● Set exercise
Reproduce each line bearing the word "xlabel".

Extracted records:
%%

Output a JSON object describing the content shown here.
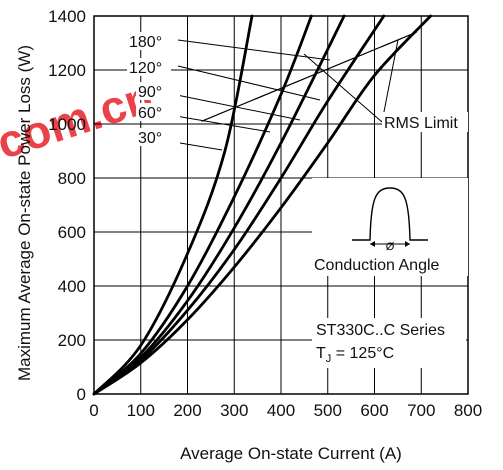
{
  "chart_data": {
    "type": "line",
    "title": "",
    "xlabel": "Average On-state Current (A)",
    "ylabel": "Maximum Average On-state Power Loss (W)",
    "xlim": [
      0,
      800
    ],
    "ylim": [
      0,
      1400
    ],
    "x_ticks": [
      "0",
      "100",
      "200",
      "300",
      "400",
      "500",
      "600",
      "700",
      "800"
    ],
    "y_ticks": [
      "0",
      "200",
      "400",
      "600",
      "800",
      "1000",
      "1200",
      "1400"
    ],
    "grid": true,
    "series": [
      {
        "name": "180°",
        "points": [
          [
            0,
            0
          ],
          [
            100,
            115
          ],
          [
            200,
            275
          ],
          [
            300,
            470
          ],
          [
            400,
            690
          ],
          [
            500,
            930
          ],
          [
            600,
            1180
          ],
          [
            720,
            1400
          ]
        ]
      },
      {
        "name": "120°",
        "points": [
          [
            0,
            0
          ],
          [
            100,
            125
          ],
          [
            200,
            310
          ],
          [
            300,
            535
          ],
          [
            400,
            800
          ],
          [
            500,
            1085
          ],
          [
            620,
            1400
          ]
        ]
      },
      {
        "name": "90°",
        "points": [
          [
            0,
            0
          ],
          [
            100,
            135
          ],
          [
            200,
            345
          ],
          [
            300,
            615
          ],
          [
            400,
            930
          ],
          [
            535,
            1400
          ]
        ]
      },
      {
        "name": "60°",
        "points": [
          [
            0,
            0
          ],
          [
            100,
            150
          ],
          [
            200,
            400
          ],
          [
            300,
            730
          ],
          [
            400,
            1110
          ],
          [
            465,
            1400
          ]
        ]
      },
      {
        "name": "30°",
        "points": [
          [
            0,
            0
          ],
          [
            100,
            180
          ],
          [
            200,
            520
          ],
          [
            280,
            900
          ],
          [
            338,
            1400
          ]
        ]
      }
    ],
    "rms_limit": [
      [
        230,
        1010
      ],
      [
        690,
        1340
      ]
    ],
    "annotations": {
      "angle_labels": [
        "180°",
        "120°",
        "90°",
        "60°",
        "30°"
      ],
      "rms_label": "RMS Limit",
      "conduction_symbol": "Ø",
      "conduction_label": "Conduction Angle",
      "series_label": "ST330C..C Series",
      "tj_prefix": "T",
      "tj_sub": "J",
      "tj_suffix": " = 125°C"
    }
  },
  "watermark": {
    "text": "com.cn",
    "color": "#e8202a"
  }
}
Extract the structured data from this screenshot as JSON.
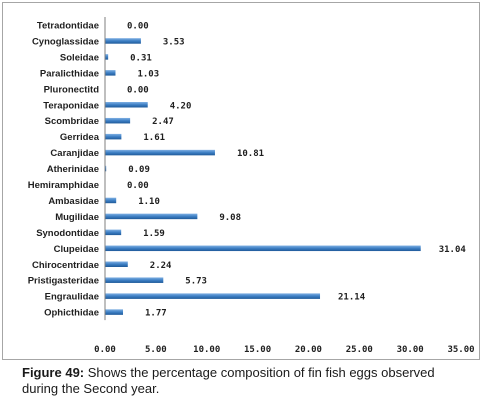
{
  "caption": {
    "label": "Figure 49:",
    "text": " Shows the percentage composition of fin fish eggs observed during the Second year."
  },
  "colors": {
    "bar": "#3d7fc4",
    "bar_dark": "#1f5a99",
    "axis": "#7f7f7f",
    "text": "#1f1f1f"
  },
  "chart_data": {
    "type": "bar",
    "orientation": "horizontal",
    "categories": [
      "Tetradontidae",
      "Cynoglassidae",
      "Soleidae",
      "Paralicthidae",
      "Pluronectitd",
      "Teraponidae",
      "Scombridae",
      "Gerridea",
      "Caranjidae",
      "Atherinidae",
      "Hemiramphidae",
      "Ambasidae",
      "Mugilidae",
      "Synodontidae",
      "Clupeidae",
      "Chirocentridae",
      "Pristigasteridae",
      "Engraulidae",
      "Ophicthidae"
    ],
    "values": [
      0,
      3.53,
      0.31,
      1.03,
      0,
      4.2,
      2.47,
      1.61,
      10.81,
      0.09,
      0,
      1.1,
      9.08,
      1.59,
      31.04,
      2.24,
      5.73,
      21.14,
      1.77
    ],
    "value_labels": [
      "0.00",
      "3.53",
      "0.31",
      "1.03",
      "0.00",
      "4.20",
      "2.47",
      "1.61",
      "10.81",
      "0.09",
      "0.00",
      "1.10",
      "9.08",
      "1.59",
      "31.04",
      "2.24",
      "5.73",
      "21.14",
      "1.77"
    ],
    "xlim": [
      0,
      35
    ],
    "xticks": [
      "0.00",
      "5.00",
      "10.00",
      "15.00",
      "20.00",
      "25.00",
      "30.00",
      "35.00"
    ],
    "grid": false,
    "legend": "none"
  }
}
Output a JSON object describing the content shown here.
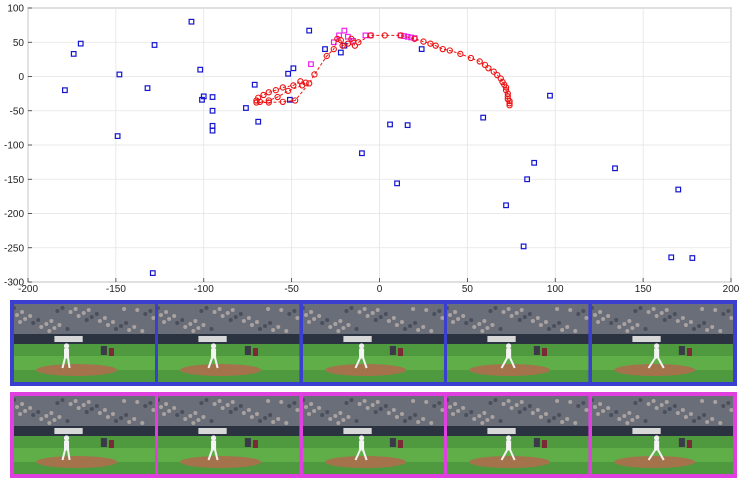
{
  "chart_data": {
    "type": "scatter",
    "title": "",
    "xlabel": "",
    "ylabel": "",
    "xlim": [
      -200,
      200
    ],
    "ylim": [
      -300,
      100
    ],
    "xticks": [
      -200,
      -150,
      -100,
      -50,
      0,
      50,
      100,
      150,
      200
    ],
    "yticks": [
      100,
      50,
      0,
      -50,
      -100,
      -150,
      -200,
      -250,
      -300
    ],
    "grid": true,
    "series": [
      {
        "marker": "square",
        "color": "#1515d0",
        "points": [
          [
            -179,
            -20
          ],
          [
            -174,
            33
          ],
          [
            -170,
            48
          ],
          [
            -148,
            3
          ],
          [
            -149,
            -87
          ],
          [
            -132,
            -17
          ],
          [
            -128,
            46
          ],
          [
            -129,
            -287
          ],
          [
            -107,
            80
          ],
          [
            -102,
            10
          ],
          [
            -101,
            -34
          ],
          [
            -100,
            -29
          ],
          [
            -95,
            -30
          ],
          [
            -95,
            -50
          ],
          [
            -95,
            -72
          ],
          [
            -95,
            -79
          ],
          [
            -76,
            -46
          ],
          [
            -71,
            -12
          ],
          [
            -69,
            -66
          ],
          [
            -51,
            -34
          ],
          [
            -52,
            4
          ],
          [
            -49,
            12
          ],
          [
            -40,
            67
          ],
          [
            -31,
            40
          ],
          [
            -22,
            35
          ],
          [
            -20,
            45
          ],
          [
            -10,
            -112
          ],
          [
            6,
            -70
          ],
          [
            10,
            -156
          ],
          [
            16,
            -71
          ],
          [
            24,
            40
          ],
          [
            59,
            -60
          ],
          [
            72,
            -188
          ],
          [
            82,
            -248
          ],
          [
            84,
            -150
          ],
          [
            88,
            -126
          ],
          [
            97,
            -28
          ],
          [
            134,
            -134
          ],
          [
            166,
            -264
          ],
          [
            170,
            -165
          ],
          [
            178,
            -265
          ]
        ]
      },
      {
        "marker": "square",
        "color": "#ee22ee",
        "points": [
          [
            -39,
            18
          ],
          [
            -26,
            50
          ],
          [
            -23,
            60
          ],
          [
            -20,
            67
          ],
          [
            -18,
            58
          ],
          [
            -15,
            52
          ],
          [
            -8,
            60
          ],
          [
            -5,
            60
          ],
          [
            12,
            60
          ],
          [
            14,
            59
          ],
          [
            16,
            58
          ],
          [
            18,
            57
          ],
          [
            20,
            56
          ]
        ]
      },
      {
        "marker": "circle-line",
        "color": "#ee1111",
        "points": [
          [
            -70,
            -35
          ],
          [
            -69,
            -31
          ],
          [
            -66,
            -27
          ],
          [
            -63,
            -23
          ],
          [
            -59,
            -20
          ],
          [
            -55,
            -16
          ],
          [
            -49,
            -13
          ],
          [
            -45,
            -7
          ],
          [
            -42,
            -9
          ],
          [
            -44,
            -13
          ],
          [
            -52,
            -21
          ],
          [
            -58,
            -30
          ],
          [
            -63,
            -35
          ],
          [
            -68,
            -37
          ],
          [
            -70,
            -38
          ],
          [
            -63,
            -38
          ],
          [
            -55,
            -37
          ],
          [
            -48,
            -35
          ],
          [
            -40,
            -10
          ],
          [
            -37,
            3
          ],
          [
            -30,
            30
          ],
          [
            -26,
            40
          ],
          [
            -24,
            55
          ],
          [
            -22,
            53
          ],
          [
            -21,
            45
          ],
          [
            -18,
            48
          ],
          [
            -14,
            45
          ],
          [
            -16,
            55
          ],
          [
            -12,
            50
          ],
          [
            -5,
            60
          ],
          [
            3,
            60
          ],
          [
            12,
            60
          ],
          [
            20,
            55
          ],
          [
            25,
            51
          ],
          [
            29,
            48
          ],
          [
            32,
            45
          ],
          [
            36,
            40
          ],
          [
            40,
            38
          ],
          [
            46,
            33
          ],
          [
            52,
            27
          ],
          [
            57,
            22
          ],
          [
            60,
            17
          ],
          [
            62,
            12
          ],
          [
            65,
            7
          ],
          [
            67,
            2
          ],
          [
            69,
            -3
          ],
          [
            70,
            -8
          ],
          [
            71,
            -12
          ],
          [
            72,
            -16
          ],
          [
            72,
            -20
          ],
          [
            73,
            -25
          ],
          [
            73,
            -29
          ],
          [
            73,
            -33
          ],
          [
            74,
            -36
          ],
          [
            74,
            -39
          ],
          [
            74,
            -42
          ]
        ]
      }
    ]
  },
  "strips": [
    {
      "name": "blue",
      "color": "#3a3fd0",
      "frames": 5
    },
    {
      "name": "magenta",
      "color": "#e040e0",
      "frames": 5
    }
  ]
}
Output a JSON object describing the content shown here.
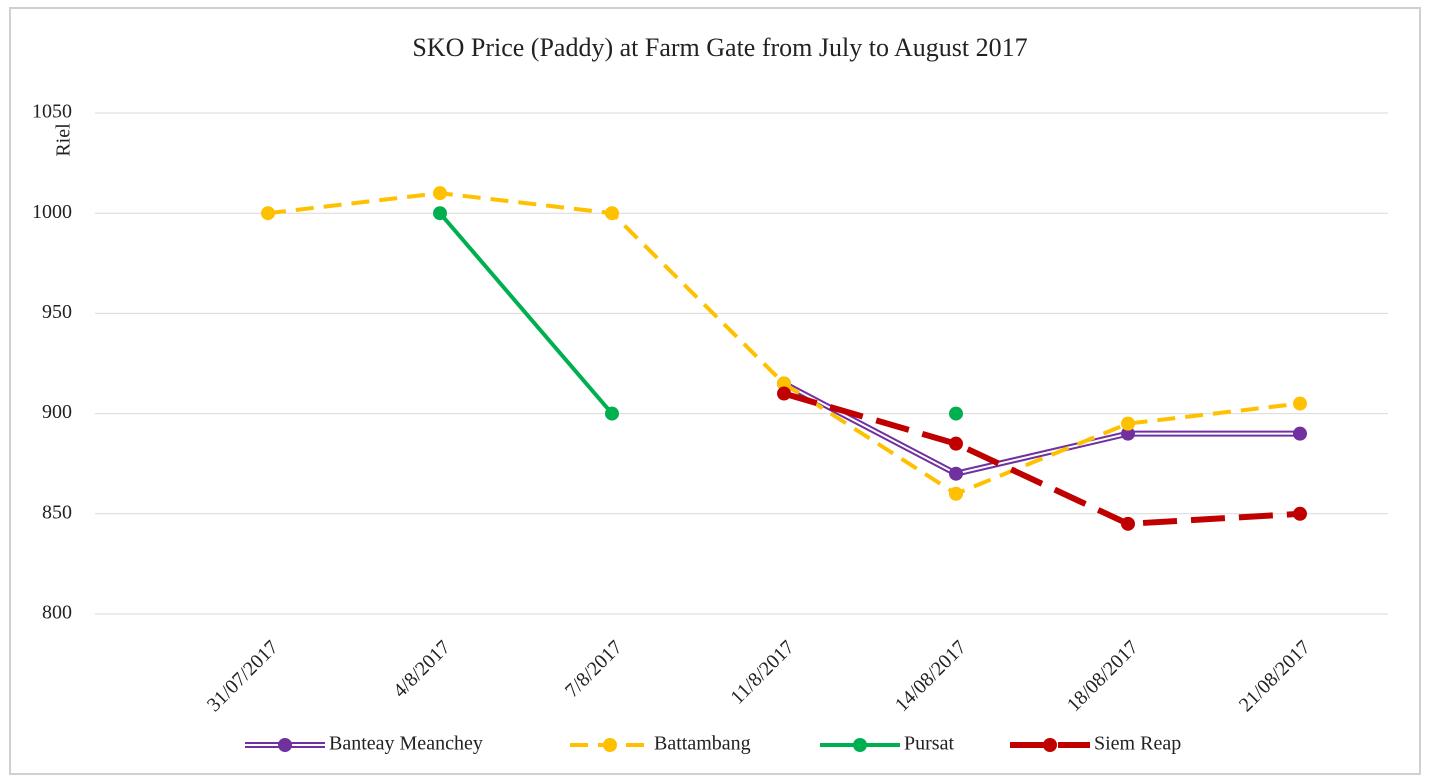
{
  "chart_data": {
    "type": "line",
    "title": "SKO Price (Paddy) at Farm Gate from July to August 2017",
    "y_label": "Riel",
    "categories": [
      "31/07/2017",
      "4/8/2017",
      "7/8/2017",
      "11/8/2017",
      "14/08/2017",
      "18/08/2017",
      "21/08/2017"
    ],
    "series": [
      {
        "name": "Banteay Meanchey",
        "color": "#7030a0",
        "style": "double",
        "values": [
          null,
          null,
          null,
          915,
          870,
          890,
          890
        ]
      },
      {
        "name": "Battambang",
        "color": "#ffc000",
        "style": "dashed",
        "values": [
          1000,
          1010,
          1000,
          915,
          860,
          895,
          905
        ]
      },
      {
        "name": "Pursat",
        "color": "#00b050",
        "style": "solid",
        "values": [
          null,
          1000,
          900,
          null,
          900,
          null,
          null
        ]
      },
      {
        "name": "Siem Reap",
        "color": "#c00000",
        "style": "longdash",
        "values": [
          null,
          null,
          null,
          910,
          885,
          845,
          850
        ]
      }
    ],
    "ylim": [
      800,
      1050
    ],
    "yticks": [
      800,
      850,
      900,
      950,
      1000,
      1050
    ],
    "grid": true,
    "legend": "bottom"
  }
}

%%

● Solved problem
    "xlabel": "Average On-state Current (A)",
    "xlabel": "",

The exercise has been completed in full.